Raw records
▶

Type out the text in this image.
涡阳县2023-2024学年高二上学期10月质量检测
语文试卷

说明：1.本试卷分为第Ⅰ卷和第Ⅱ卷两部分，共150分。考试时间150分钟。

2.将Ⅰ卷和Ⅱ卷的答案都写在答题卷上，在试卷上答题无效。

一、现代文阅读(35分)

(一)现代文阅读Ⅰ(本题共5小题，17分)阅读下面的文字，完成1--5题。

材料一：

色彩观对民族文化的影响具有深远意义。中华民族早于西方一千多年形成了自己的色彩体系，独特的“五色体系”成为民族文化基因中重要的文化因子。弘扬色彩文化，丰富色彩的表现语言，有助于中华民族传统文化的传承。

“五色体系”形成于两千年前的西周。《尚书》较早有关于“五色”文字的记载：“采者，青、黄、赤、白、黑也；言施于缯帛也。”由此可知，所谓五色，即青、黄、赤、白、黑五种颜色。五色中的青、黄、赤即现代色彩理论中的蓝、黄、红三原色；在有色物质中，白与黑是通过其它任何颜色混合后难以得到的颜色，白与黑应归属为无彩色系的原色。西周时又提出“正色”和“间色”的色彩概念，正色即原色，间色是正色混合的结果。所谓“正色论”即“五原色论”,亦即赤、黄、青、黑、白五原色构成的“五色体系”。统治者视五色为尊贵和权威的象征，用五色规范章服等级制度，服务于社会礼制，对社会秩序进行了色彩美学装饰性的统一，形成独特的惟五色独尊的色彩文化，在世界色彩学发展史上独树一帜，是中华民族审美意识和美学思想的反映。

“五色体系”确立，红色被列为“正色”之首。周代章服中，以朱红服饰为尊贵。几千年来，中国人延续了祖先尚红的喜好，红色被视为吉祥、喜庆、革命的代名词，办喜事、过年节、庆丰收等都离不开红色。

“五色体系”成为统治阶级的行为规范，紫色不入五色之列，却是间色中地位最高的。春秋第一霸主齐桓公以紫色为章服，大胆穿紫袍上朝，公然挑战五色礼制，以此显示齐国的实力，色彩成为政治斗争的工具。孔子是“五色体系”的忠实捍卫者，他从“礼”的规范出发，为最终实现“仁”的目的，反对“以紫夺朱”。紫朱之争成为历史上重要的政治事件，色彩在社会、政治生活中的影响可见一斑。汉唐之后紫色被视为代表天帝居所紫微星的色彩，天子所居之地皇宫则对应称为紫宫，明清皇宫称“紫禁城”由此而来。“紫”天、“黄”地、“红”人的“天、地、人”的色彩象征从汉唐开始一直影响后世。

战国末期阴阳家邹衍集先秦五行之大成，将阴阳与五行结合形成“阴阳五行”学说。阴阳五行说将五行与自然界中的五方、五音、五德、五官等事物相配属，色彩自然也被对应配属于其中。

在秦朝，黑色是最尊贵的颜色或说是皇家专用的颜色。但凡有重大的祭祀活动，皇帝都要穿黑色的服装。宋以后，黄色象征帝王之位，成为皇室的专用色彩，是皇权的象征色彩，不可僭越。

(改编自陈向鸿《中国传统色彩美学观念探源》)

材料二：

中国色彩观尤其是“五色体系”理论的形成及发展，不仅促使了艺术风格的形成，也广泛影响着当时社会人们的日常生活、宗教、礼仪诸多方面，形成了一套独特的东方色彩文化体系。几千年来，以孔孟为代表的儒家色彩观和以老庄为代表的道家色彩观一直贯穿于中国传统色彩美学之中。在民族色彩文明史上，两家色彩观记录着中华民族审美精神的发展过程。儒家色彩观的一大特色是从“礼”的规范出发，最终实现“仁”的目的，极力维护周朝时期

◀

What is required: Write out every line exactly as it stands.

Result for this task:
Type out the text in this image.
涡阳县2023-2024学年高二上学期10月质量检测
语文试卷

说明：1.本试卷分为第Ⅰ卷和第Ⅱ卷两部分，共150分。考试时间150分钟。

2.将Ⅰ卷和Ⅱ卷的答案都写在答题卷上，在试卷上答题无效。

一、现代文阅读(35分)

(一)现代文阅读Ⅰ(本题共5小题，17分)阅读下面的文字，完成1--5题。

材料一：

色彩观对民族文化的影响具有深远意义。中华民族早于西方一千多年形成了自己的色彩体系，独特的“五色体系”成为民族文化基因中重要的文化因子。弘扬色彩文化，丰富色彩的表现语言，有助于中华民族传统文化的传承。

“五色体系”形成于两千年前的西周。《尚书》较早有关于“五色”文字的记载：“采者，青、黄、赤、白、黑也；言施于缯帛也。”由此可知，所谓五色，即青、黄、赤、白、黑五种颜色。五色中的青、黄、赤即现代色彩理论中的蓝、黄、红三原色；在有色物质中，白与黑是通过其它任何颜色混合后难以得到的颜色，白与黑应归属为无彩色系的原色。西周时又提出“正色”和“间色”的色彩概念，正色即原色，间色是正色混合的结果。所谓“正色论”即“五原色论”,亦即赤、黄、青、黑、白五原色构成的“五色体系”。统治者视五色为尊贵和权威的象征，用五色规范章服等级制度，服务于社会礼制，对社会秩序进行了色彩美学装饰性的统一，形成独特的惟五色独尊的色彩文化，在世界色彩学发展史上独树一帜，是中华民族审美意识和美学思想的反映。

“五色体系”确立，红色被列为“正色”之首。周代章服中，以朱红服饰为尊贵。几千年来，中国人延续了祖先尚红的喜好，红色被视为吉祥、喜庆、革命的代名词，办喜事、过年节、庆丰收等都离不开红色。

“五色体系”成为统治阶级的行为规范，紫色不入五色之列，却是间色中地位最高的。春秋第一霸主齐桓公以紫色为章服，大胆穿紫袍上朝，公然挑战五色礼制，以此显示齐国的实力，色彩成为政治斗争的工具。孔子是“五色体系”的忠实捍卫者，他从“礼”的规范出发，为最终实现“仁”的目的，反对“以紫夺朱”。紫朱之争成为历史上重要的政治事件，色彩在社会、政治生活中的影响可见一斑。汉唐之后紫色被视为代表天帝居所紫微星的色彩，天子所居之地皇宫则对应称为紫宫，明清皇宫称“紫禁城”由此而来。“紫”天、“黄”地、“红”人的“天、地、人”的色彩象征从汉唐开始一直影响后世。

战国末期阴阳家邹衍集先秦五行之大成，将阴阳与五行结合形成“阴阳五行”学说。阴阳五行说将五行与自然界中的五方、五音、五德、五官等事物相配属，色彩自然也被对应配属于其中。

在秦朝，黑色是最尊贵的颜色或说是皇家专用的颜色。但凡有重大的祭祀活动，皇帝都要穿黑色的服装。宋以后，黄色象征帝王之位，成为皇室的专用色彩，是皇权的象征色彩，不可僭越。

(改编自陈向鸿《中国传统色彩美学观念探源》)

材料二：

中国色彩观尤其是“五色体系”理论的形成及发展，不仅促使了艺术风格的形成，也广泛影响着当时社会人们的日常生活、宗教、礼仪诸多方面，形成了一套独特的东方色彩文化体系。几千年来，以孔孟为代表的儒家色彩观和以老庄为代表的道家色彩观一直贯穿于中国传统色彩美学之中。在民族色彩文明史上，两家色彩观记录着中华民族审美精神的发展过程。儒家色彩观的一大特色是从“礼”的规范出发，最终实现“仁”的目的，极力维护周朝时期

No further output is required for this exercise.